## GIVEN REQUEST:
Pick out every line with the word "fonc" and copy it.

## RECORD LIST:
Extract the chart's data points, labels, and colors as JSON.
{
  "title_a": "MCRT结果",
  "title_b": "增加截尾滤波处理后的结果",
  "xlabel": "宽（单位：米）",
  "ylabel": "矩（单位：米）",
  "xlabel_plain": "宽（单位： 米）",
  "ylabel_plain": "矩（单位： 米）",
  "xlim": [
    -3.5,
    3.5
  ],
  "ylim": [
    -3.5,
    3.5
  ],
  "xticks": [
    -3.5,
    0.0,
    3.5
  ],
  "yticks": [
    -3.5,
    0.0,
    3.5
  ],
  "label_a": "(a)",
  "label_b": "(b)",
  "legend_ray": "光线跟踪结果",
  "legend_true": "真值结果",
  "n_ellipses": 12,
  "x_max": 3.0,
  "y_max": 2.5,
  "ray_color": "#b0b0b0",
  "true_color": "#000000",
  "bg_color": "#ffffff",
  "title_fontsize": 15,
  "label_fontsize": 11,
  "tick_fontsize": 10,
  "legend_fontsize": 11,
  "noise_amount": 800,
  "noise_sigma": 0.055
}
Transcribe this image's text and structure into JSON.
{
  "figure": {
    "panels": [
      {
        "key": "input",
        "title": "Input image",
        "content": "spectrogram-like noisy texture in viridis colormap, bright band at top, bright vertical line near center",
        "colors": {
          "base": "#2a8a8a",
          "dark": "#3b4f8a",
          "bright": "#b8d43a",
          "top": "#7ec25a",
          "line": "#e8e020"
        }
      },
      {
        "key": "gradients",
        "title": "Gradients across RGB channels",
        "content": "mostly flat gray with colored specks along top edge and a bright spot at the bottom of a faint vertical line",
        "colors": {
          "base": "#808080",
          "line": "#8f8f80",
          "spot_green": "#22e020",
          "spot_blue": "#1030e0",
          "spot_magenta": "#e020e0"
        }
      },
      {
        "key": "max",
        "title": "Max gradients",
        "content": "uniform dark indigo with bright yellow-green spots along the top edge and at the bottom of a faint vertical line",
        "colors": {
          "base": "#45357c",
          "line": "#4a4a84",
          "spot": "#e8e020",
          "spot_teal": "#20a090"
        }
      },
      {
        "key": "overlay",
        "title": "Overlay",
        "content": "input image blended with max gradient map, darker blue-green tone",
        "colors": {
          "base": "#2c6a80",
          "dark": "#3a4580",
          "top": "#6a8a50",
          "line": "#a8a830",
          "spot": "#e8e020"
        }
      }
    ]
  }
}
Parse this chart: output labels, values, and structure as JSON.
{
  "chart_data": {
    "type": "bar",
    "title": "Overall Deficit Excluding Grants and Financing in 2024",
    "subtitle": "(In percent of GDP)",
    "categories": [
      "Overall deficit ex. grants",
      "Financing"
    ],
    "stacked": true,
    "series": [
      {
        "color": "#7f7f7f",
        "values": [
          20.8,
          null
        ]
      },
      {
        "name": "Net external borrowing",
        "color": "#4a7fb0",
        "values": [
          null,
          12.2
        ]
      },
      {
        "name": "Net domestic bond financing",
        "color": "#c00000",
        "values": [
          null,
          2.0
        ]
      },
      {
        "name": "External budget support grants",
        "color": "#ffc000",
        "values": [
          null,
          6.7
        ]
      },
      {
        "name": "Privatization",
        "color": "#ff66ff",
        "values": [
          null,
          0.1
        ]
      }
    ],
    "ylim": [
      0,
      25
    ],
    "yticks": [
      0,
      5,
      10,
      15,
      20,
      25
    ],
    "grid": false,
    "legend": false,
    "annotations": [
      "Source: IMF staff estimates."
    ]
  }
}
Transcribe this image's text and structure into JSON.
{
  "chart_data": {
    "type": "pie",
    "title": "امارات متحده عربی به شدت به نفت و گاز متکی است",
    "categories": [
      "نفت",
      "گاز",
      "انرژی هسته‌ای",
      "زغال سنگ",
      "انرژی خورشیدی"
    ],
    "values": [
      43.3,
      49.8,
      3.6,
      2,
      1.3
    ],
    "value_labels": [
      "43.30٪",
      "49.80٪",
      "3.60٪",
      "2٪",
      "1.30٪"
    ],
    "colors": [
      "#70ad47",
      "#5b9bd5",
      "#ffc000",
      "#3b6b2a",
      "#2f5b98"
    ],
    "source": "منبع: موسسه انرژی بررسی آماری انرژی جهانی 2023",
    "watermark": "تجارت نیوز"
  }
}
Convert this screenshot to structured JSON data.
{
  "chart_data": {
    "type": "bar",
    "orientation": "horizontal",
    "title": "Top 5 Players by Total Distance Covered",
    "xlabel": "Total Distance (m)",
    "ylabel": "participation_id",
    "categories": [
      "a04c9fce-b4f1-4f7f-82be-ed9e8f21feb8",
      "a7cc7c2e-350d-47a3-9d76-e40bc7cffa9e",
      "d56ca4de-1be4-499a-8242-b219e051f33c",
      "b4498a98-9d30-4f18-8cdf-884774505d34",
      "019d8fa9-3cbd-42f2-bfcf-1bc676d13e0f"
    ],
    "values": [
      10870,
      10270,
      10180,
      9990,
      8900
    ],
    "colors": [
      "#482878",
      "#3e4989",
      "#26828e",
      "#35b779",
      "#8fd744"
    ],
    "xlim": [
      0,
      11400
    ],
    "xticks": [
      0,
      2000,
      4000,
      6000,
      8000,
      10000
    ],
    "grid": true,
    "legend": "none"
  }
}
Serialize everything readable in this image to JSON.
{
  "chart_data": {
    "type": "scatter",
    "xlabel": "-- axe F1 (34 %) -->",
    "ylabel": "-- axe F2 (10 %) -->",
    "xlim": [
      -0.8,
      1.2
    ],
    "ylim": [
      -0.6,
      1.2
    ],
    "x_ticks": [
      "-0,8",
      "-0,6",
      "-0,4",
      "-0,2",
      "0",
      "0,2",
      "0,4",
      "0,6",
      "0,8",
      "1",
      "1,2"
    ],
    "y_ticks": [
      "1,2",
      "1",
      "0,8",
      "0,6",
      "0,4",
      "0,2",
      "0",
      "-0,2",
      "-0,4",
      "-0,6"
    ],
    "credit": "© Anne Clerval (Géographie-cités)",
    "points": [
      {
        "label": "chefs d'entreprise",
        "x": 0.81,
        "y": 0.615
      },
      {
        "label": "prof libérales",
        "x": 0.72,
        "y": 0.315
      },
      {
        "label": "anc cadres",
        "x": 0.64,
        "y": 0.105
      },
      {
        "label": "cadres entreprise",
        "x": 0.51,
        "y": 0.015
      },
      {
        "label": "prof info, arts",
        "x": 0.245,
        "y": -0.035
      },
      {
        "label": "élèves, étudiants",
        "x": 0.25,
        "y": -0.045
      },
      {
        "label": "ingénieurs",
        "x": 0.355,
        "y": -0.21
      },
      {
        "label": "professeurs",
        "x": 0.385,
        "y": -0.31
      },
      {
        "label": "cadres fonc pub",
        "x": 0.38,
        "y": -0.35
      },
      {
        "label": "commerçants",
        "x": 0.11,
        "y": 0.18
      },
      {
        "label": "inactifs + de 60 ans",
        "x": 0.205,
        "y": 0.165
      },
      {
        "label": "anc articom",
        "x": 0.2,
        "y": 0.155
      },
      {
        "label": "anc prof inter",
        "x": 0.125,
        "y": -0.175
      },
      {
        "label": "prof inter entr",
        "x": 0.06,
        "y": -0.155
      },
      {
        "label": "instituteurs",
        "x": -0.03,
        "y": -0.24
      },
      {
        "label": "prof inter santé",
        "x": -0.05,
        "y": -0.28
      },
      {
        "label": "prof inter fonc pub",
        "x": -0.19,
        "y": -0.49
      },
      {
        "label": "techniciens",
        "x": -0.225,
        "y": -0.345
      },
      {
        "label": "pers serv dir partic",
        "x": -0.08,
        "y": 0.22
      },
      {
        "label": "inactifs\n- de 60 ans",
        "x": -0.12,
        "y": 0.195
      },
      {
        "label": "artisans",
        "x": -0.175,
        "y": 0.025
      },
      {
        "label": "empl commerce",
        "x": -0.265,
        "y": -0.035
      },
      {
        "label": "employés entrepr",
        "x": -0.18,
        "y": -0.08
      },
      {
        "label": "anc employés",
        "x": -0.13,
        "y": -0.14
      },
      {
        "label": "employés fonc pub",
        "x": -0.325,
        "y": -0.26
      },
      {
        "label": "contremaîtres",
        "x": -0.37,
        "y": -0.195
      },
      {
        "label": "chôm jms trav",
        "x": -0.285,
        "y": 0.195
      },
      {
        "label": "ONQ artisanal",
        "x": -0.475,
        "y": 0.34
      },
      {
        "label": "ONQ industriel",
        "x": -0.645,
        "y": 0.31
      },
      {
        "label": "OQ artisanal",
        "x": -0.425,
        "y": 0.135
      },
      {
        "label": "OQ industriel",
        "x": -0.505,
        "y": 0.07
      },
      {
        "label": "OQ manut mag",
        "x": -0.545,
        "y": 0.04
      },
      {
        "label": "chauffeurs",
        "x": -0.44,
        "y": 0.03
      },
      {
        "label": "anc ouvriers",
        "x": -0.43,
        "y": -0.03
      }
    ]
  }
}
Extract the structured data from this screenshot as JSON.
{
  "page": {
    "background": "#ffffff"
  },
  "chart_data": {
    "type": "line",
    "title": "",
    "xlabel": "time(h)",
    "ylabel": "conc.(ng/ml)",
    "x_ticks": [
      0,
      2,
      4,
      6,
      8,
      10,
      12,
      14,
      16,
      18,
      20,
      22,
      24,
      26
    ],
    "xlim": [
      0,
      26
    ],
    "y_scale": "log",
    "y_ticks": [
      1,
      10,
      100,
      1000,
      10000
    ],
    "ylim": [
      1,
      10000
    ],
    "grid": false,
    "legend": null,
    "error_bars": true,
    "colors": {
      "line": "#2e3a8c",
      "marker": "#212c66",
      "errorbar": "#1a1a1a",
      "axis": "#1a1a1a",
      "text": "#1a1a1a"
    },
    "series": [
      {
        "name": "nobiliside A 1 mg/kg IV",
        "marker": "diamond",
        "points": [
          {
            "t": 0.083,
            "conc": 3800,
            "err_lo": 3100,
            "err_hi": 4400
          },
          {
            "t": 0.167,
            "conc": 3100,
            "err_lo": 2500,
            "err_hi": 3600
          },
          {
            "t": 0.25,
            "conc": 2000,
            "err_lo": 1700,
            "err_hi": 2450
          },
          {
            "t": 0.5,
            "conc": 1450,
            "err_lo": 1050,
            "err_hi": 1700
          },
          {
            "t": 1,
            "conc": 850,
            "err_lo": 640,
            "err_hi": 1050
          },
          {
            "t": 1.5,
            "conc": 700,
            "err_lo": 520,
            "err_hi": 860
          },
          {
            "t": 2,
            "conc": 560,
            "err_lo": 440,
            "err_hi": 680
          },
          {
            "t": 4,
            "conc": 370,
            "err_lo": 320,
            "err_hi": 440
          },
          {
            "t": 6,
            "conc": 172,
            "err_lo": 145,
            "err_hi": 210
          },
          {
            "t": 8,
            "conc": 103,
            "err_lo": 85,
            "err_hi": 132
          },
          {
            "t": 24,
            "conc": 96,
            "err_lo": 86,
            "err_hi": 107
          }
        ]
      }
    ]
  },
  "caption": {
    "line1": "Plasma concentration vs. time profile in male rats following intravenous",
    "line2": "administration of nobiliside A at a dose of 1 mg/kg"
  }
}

## RESULT:
        "label": "cadres fonc pub",
        "label": "prof inter fonc pub",
        "label": "employés fonc pub",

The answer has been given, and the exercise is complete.